=== The records ===
•••

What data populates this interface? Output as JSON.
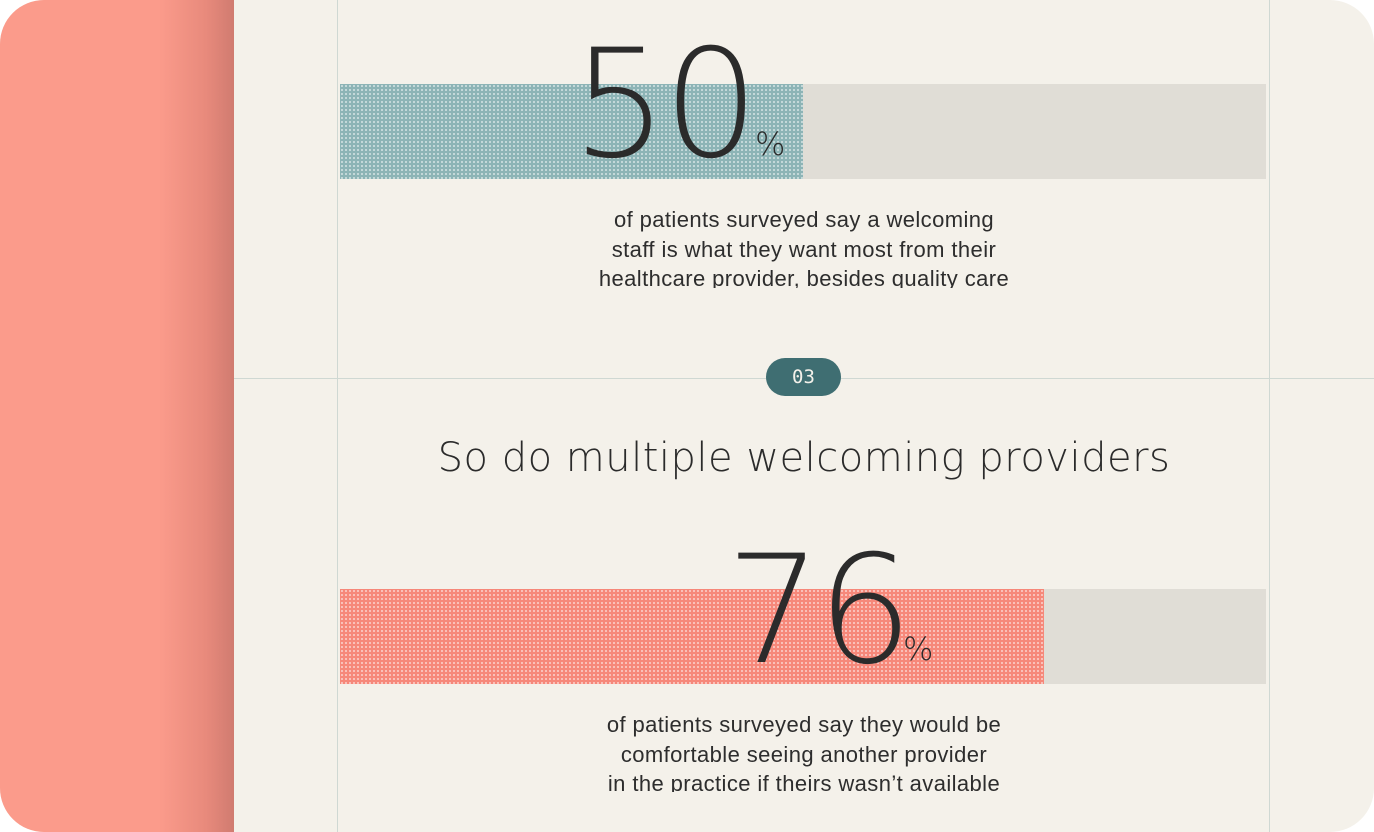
{
  "stats": [
    {
      "value": "50",
      "unit": "%",
      "fill_percent": 50,
      "fill_color": "#8db4b6",
      "caption_lines": [
        "of patients surveyed say a welcoming",
        "staff is what they want most from their",
        "healthcare provider, besides quality care"
      ]
    },
    {
      "value": "76",
      "unit": "%",
      "fill_percent": 76,
      "fill_color": "#f6887a",
      "caption_lines": [
        "of patients surveyed say they would be",
        "comfortable seeing another provider",
        "in the practice if theirs wasn’t available"
      ]
    }
  ],
  "section": {
    "badge": "03",
    "heading": "So do multiple welcoming providers"
  },
  "colors": {
    "background": "#f4f1ea",
    "accent_panel": "#fb9b8b",
    "badge": "#3f6e72",
    "track": "#e0ddd6"
  }
}
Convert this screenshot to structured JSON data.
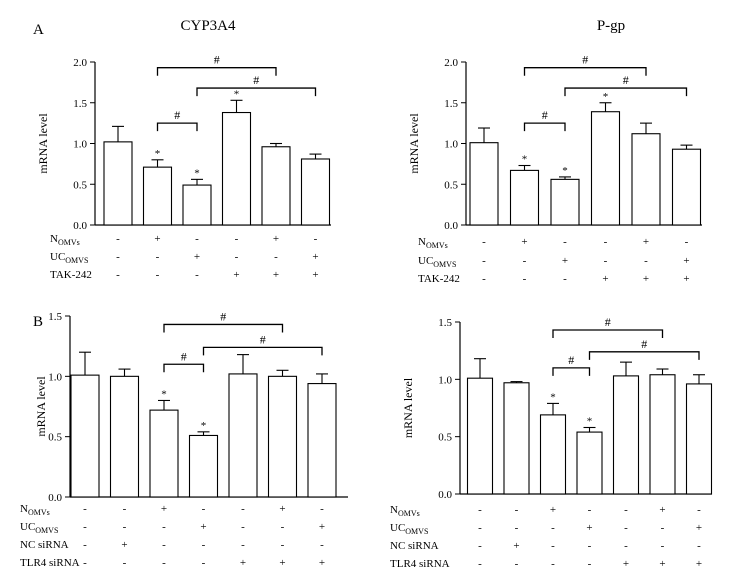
{
  "panel_labels": [
    "A",
    "B"
  ],
  "chart_data": [
    {
      "type": "bar",
      "title": "CYP3A4",
      "ylabel": "mRNA level",
      "xlabel": "",
      "ylim": [
        0,
        2.0
      ],
      "yticks": [
        "0.0",
        "0.5",
        "1.0",
        "1.5",
        "2.0"
      ],
      "yticks_values": [
        0,
        0.5,
        1.0,
        1.5,
        2.0
      ],
      "values": [
        1.02,
        0.71,
        0.49,
        1.38,
        0.96,
        0.81
      ],
      "errors": [
        0.19,
        0.09,
        0.07,
        0.15,
        0.04,
        0.06
      ],
      "stars": [
        false,
        true,
        true,
        true,
        false,
        false
      ],
      "brackets": [
        {
          "from": 1,
          "to": 2,
          "level": 1.25,
          "label": "#"
        },
        {
          "from": 1,
          "to": 4,
          "level": 1.93,
          "label": "#"
        },
        {
          "from": 2,
          "to": 5,
          "level": 1.68,
          "label": "#"
        }
      ],
      "rows": [
        {
          "label": "N",
          "sub": "OMVs",
          "marks": [
            "-",
            "+",
            "-",
            "-",
            "+",
            "-"
          ]
        },
        {
          "label": "UC",
          "sub": "OMVS",
          "marks": [
            "-",
            "-",
            "+",
            "-",
            "-",
            "+"
          ]
        },
        {
          "label": "TAK-242",
          "sub": "",
          "marks": [
            "-",
            "-",
            "-",
            "+",
            "+",
            "+"
          ]
        }
      ]
    },
    {
      "type": "bar",
      "title": "P-gp",
      "ylabel": "mRNA level",
      "xlabel": "",
      "ylim": [
        0,
        2.0
      ],
      "yticks": [
        "0.0",
        "0.5",
        "1.0",
        "1.5",
        "2.0"
      ],
      "yticks_values": [
        0,
        0.5,
        1.0,
        1.5,
        2.0
      ],
      "values": [
        1.01,
        0.67,
        0.56,
        1.39,
        1.12,
        0.93
      ],
      "errors": [
        0.18,
        0.06,
        0.03,
        0.11,
        0.13,
        0.05
      ],
      "stars": [
        false,
        true,
        true,
        true,
        false,
        false
      ],
      "brackets": [
        {
          "from": 1,
          "to": 2,
          "level": 1.25,
          "label": "#"
        },
        {
          "from": 1,
          "to": 4,
          "level": 1.93,
          "label": "#"
        },
        {
          "from": 2,
          "to": 5,
          "level": 1.68,
          "label": "#"
        }
      ],
      "rows": [
        {
          "label": "N",
          "sub": "OMVs",
          "marks": [
            "-",
            "+",
            "-",
            "-",
            "+",
            "-"
          ]
        },
        {
          "label": "UC",
          "sub": "OMVS",
          "marks": [
            "-",
            "-",
            "+",
            "-",
            "-",
            "+"
          ]
        },
        {
          "label": "TAK-242",
          "sub": "",
          "marks": [
            "-",
            "-",
            "-",
            "+",
            "+",
            "+"
          ]
        }
      ]
    },
    {
      "type": "bar",
      "title": "",
      "ylabel": "mRNA level",
      "xlabel": "",
      "ylim": [
        0,
        1.5
      ],
      "yticks": [
        "0.0",
        "0.5",
        "1.0",
        "1.5"
      ],
      "yticks_values": [
        0,
        0.5,
        1.0,
        1.5
      ],
      "values": [
        1.01,
        1.0,
        0.72,
        0.51,
        1.02,
        1.0,
        0.94
      ],
      "errors": [
        0.19,
        0.06,
        0.08,
        0.03,
        0.16,
        0.05,
        0.08
      ],
      "stars": [
        false,
        false,
        true,
        true,
        false,
        false,
        false
      ],
      "brackets": [
        {
          "from": 2,
          "to": 3,
          "level": 1.1,
          "label": "#"
        },
        {
          "from": 2,
          "to": 5,
          "level": 1.43,
          "label": "#"
        },
        {
          "from": 3,
          "to": 6,
          "level": 1.24,
          "label": "#"
        }
      ],
      "rows": [
        {
          "label": "N",
          "sub": "OMVs",
          "marks": [
            "-",
            "-",
            "+",
            "-",
            "-",
            "+",
            "-"
          ]
        },
        {
          "label": "UC",
          "sub": "OMVS",
          "marks": [
            "-",
            "-",
            "-",
            "+",
            "-",
            "-",
            "+"
          ]
        },
        {
          "label": "NC siRNA",
          "sub": "",
          "marks": [
            "-",
            "+",
            "-",
            "-",
            "-",
            "-",
            "-"
          ]
        },
        {
          "label": "TLR4 siRNA",
          "sub": "",
          "marks": [
            "-",
            "-",
            "-",
            "-",
            "+",
            "+",
            "+"
          ]
        }
      ]
    },
    {
      "type": "bar",
      "title": "",
      "ylabel": "mRNA level",
      "xlabel": "",
      "ylim": [
        0,
        1.5
      ],
      "yticks": [
        "0.0",
        "0.5",
        "1.0",
        "1.5"
      ],
      "yticks_values": [
        0,
        0.5,
        1.0,
        1.5
      ],
      "values": [
        1.01,
        0.97,
        0.69,
        0.54,
        1.03,
        1.04,
        0.96
      ],
      "errors": [
        0.17,
        0.01,
        0.1,
        0.04,
        0.12,
        0.05,
        0.08
      ],
      "stars": [
        false,
        false,
        true,
        true,
        false,
        false,
        false
      ],
      "brackets": [
        {
          "from": 2,
          "to": 3,
          "level": 1.1,
          "label": "#"
        },
        {
          "from": 2,
          "to": 5,
          "level": 1.43,
          "label": "#"
        },
        {
          "from": 3,
          "to": 6,
          "level": 1.24,
          "label": "#"
        }
      ],
      "rows": [
        {
          "label": "N",
          "sub": "OMVs",
          "marks": [
            "-",
            "-",
            "+",
            "-",
            "-",
            "+",
            "-"
          ]
        },
        {
          "label": "UC",
          "sub": "OMVS",
          "marks": [
            "-",
            "-",
            "-",
            "+",
            "-",
            "-",
            "+"
          ]
        },
        {
          "label": "NC siRNA",
          "sub": "",
          "marks": [
            "-",
            "+",
            "-",
            "-",
            "-",
            "-",
            "-"
          ]
        },
        {
          "label": "TLR4 siRNA",
          "sub": "",
          "marks": [
            "-",
            "-",
            "-",
            "-",
            "+",
            "+",
            "+"
          ]
        }
      ]
    }
  ]
}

•••

=== Task to carry out ===
Set down all of the material word for word, minus its pictures.

=== Task solution ===
What data populates this interface? Output as JSON.
{
  "stats": [
    {
      "value": "50",
      "unit": "%",
      "fill_percent": 50,
      "fill_color": "#8db4b6",
      "caption_lines": [
        "of patients surveyed say a welcoming",
        "staff is what they want most from their",
        "healthcare provider, besides quality care"
      ]
    },
    {
      "value": "76",
      "unit": "%",
      "fill_percent": 76,
      "fill_color": "#f6887a",
      "caption_lines": [
        "of patients surveyed say they would be",
        "comfortable seeing another provider",
        "in the practice if theirs wasn’t available"
      ]
    }
  ],
  "section": {
    "badge": "03",
    "heading": "So do multiple welcoming providers"
  },
  "colors": {
    "background": "#f4f1ea",
    "accent_panel": "#fb9b8b",
    "badge": "#3f6e72",
    "track": "#e0ddd6"
  }
}
Convert this screenshot to structured JSON data.
{
  "panel_labels": [
    "A",
    "B"
  ],
  "chart_data": [
    {
      "type": "bar",
      "title": "CYP3A4",
      "ylabel": "mRNA level",
      "xlabel": "",
      "ylim": [
        0,
        2.0
      ],
      "yticks": [
        "0.0",
        "0.5",
        "1.0",
        "1.5",
        "2.0"
      ],
      "yticks_values": [
        0,
        0.5,
        1.0,
        1.5,
        2.0
      ],
      "values": [
        1.02,
        0.71,
        0.49,
        1.38,
        0.96,
        0.81
      ],
      "errors": [
        0.19,
        0.09,
        0.07,
        0.15,
        0.04,
        0.06
      ],
      "stars": [
        false,
        true,
        true,
        true,
        false,
        false
      ],
      "brackets": [
        {
          "from": 1,
          "to": 2,
          "level": 1.25,
          "label": "#"
        },
        {
          "from": 1,
          "to": 4,
          "level": 1.93,
          "label": "#"
        },
        {
          "from": 2,
          "to": 5,
          "level": 1.68,
          "label": "#"
        }
      ],
      "rows": [
        {
          "label": "N",
          "sub": "OMVs",
          "marks": [
            "-",
            "+",
            "-",
            "-",
            "+",
            "-"
          ]
        },
        {
          "label": "UC",
          "sub": "OMVS",
          "marks": [
            "-",
            "-",
            "+",
            "-",
            "-",
            "+"
          ]
        },
        {
          "label": "TAK-242",
          "sub": "",
          "marks": [
            "-",
            "-",
            "-",
            "+",
            "+",
            "+"
          ]
        }
      ]
    },
    {
      "type": "bar",
      "title": "P-gp",
      "ylabel": "mRNA level",
      "xlabel": "",
      "ylim": [
        0,
        2.0
      ],
      "yticks": [
        "0.0",
        "0.5",
        "1.0",
        "1.5",
        "2.0"
      ],
      "yticks_values": [
        0,
        0.5,
        1.0,
        1.5,
        2.0
      ],
      "values": [
        1.01,
        0.67,
        0.56,
        1.39,
        1.12,
        0.93
      ],
      "errors": [
        0.18,
        0.06,
        0.03,
        0.11,
        0.13,
        0.05
      ],
      "stars": [
        false,
        true,
        true,
        true,
        false,
        false
      ],
      "brackets": [
        {
          "from": 1,
          "to": 2,
          "level": 1.25,
          "label": "#"
        },
        {
          "from": 1,
          "to": 4,
          "level": 1.93,
          "label": "#"
        },
        {
          "from": 2,
          "to": 5,
          "level": 1.68,
          "label": "#"
        }
      ],
      "rows": [
        {
          "label": "N",
          "sub": "OMVs",
          "marks": [
            "-",
            "+",
            "-",
            "-",
            "+",
            "-"
          ]
        },
        {
          "label": "UC",
          "sub": "OMVS",
          "marks": [
            "-",
            "-",
            "+",
            "-",
            "-",
            "+"
          ]
        },
        {
          "label": "TAK-242",
          "sub": "",
          "marks": [
            "-",
            "-",
            "-",
            "+",
            "+",
            "+"
          ]
        }
      ]
    },
    {
      "type": "bar",
      "title": "",
      "ylabel": "mRNA level",
      "xlabel": "",
      "ylim": [
        0,
        1.5
      ],
      "yticks": [
        "0.0",
        "0.5",
        "1.0",
        "1.5"
      ],
      "yticks_values": [
        0,
        0.5,
        1.0,
        1.5
      ],
      "values": [
        1.01,
        1.0,
        0.72,
        0.51,
        1.02,
        1.0,
        0.94
      ],
      "errors": [
        0.19,
        0.06,
        0.08,
        0.03,
        0.16,
        0.05,
        0.08
      ],
      "stars": [
        false,
        false,
        true,
        true,
        false,
        false,
        false
      ],
      "brackets": [
        {
          "from": 2,
          "to": 3,
          "level": 1.1,
          "label": "#"
        },
        {
          "from": 2,
          "to": 5,
          "level": 1.43,
          "label": "#"
        },
        {
          "from": 3,
          "to": 6,
          "level": 1.24,
          "label": "#"
        }
      ],
      "rows": [
        {
          "label": "N",
          "sub": "OMVs",
          "marks": [
            "-",
            "-",
            "+",
            "-",
            "-",
            "+",
            "-"
          ]
        },
        {
          "label": "UC",
          "sub": "OMVS",
          "marks": [
            "-",
            "-",
            "-",
            "+",
            "-",
            "-",
            "+"
          ]
        },
        {
          "label": "NC siRNA",
          "sub": "",
          "marks": [
            "-",
            "+",
            "-",
            "-",
            "-",
            "-",
            "-"
          ]
        },
        {
          "label": "TLR4 siRNA",
          "sub": "",
          "marks": [
            "-",
            "-",
            "-",
            "-",
            "+",
            "+",
            "+"
          ]
        }
      ]
    },
    {
      "type": "bar",
      "title": "",
      "ylabel": "mRNA level",
      "xlabel": "",
      "ylim": [
        0,
        1.5
      ],
      "yticks": [
        "0.0",
        "0.5",
        "1.0",
        "1.5"
      ],
      "yticks_values": [
        0,
        0.5,
        1.0,
        1.5
      ],
      "values": [
        1.01,
        0.97,
        0.69,
        0.54,
        1.03,
        1.04,
        0.96
      ],
      "errors": [
        0.17,
        0.01,
        0.1,
        0.04,
        0.12,
        0.05,
        0.08
      ],
      "stars": [
        false,
        false,
        true,
        true,
        false,
        false,
        false
      ],
      "brackets": [
        {
          "from": 2,
          "to": 3,
          "level": 1.1,
          "label": "#"
        },
        {
          "from": 2,
          "to": 5,
          "level": 1.43,
          "label": "#"
        },
        {
          "from": 3,
          "to": 6,
          "level": 1.24,
          "label": "#"
        }
      ],
      "rows": [
        {
          "label": "N",
          "sub": "OMVs",
          "marks": [
            "-",
            "-",
            "+",
            "-",
            "-",
            "+",
            "-"
          ]
        },
        {
          "label": "UC",
          "sub": "OMVS",
          "marks": [
            "-",
            "-",
            "-",
            "+",
            "-",
            "-",
            "+"
          ]
        },
        {
          "label": "NC siRNA",
          "sub": "",
          "marks": [
            "-",
            "+",
            "-",
            "-",
            "-",
            "-",
            "-"
          ]
        },
        {
          "label": "TLR4 siRNA",
          "sub": "",
          "marks": [
            "-",
            "-",
            "-",
            "-",
            "+",
            "+",
            "+"
          ]
        }
      ]
    }
  ]
}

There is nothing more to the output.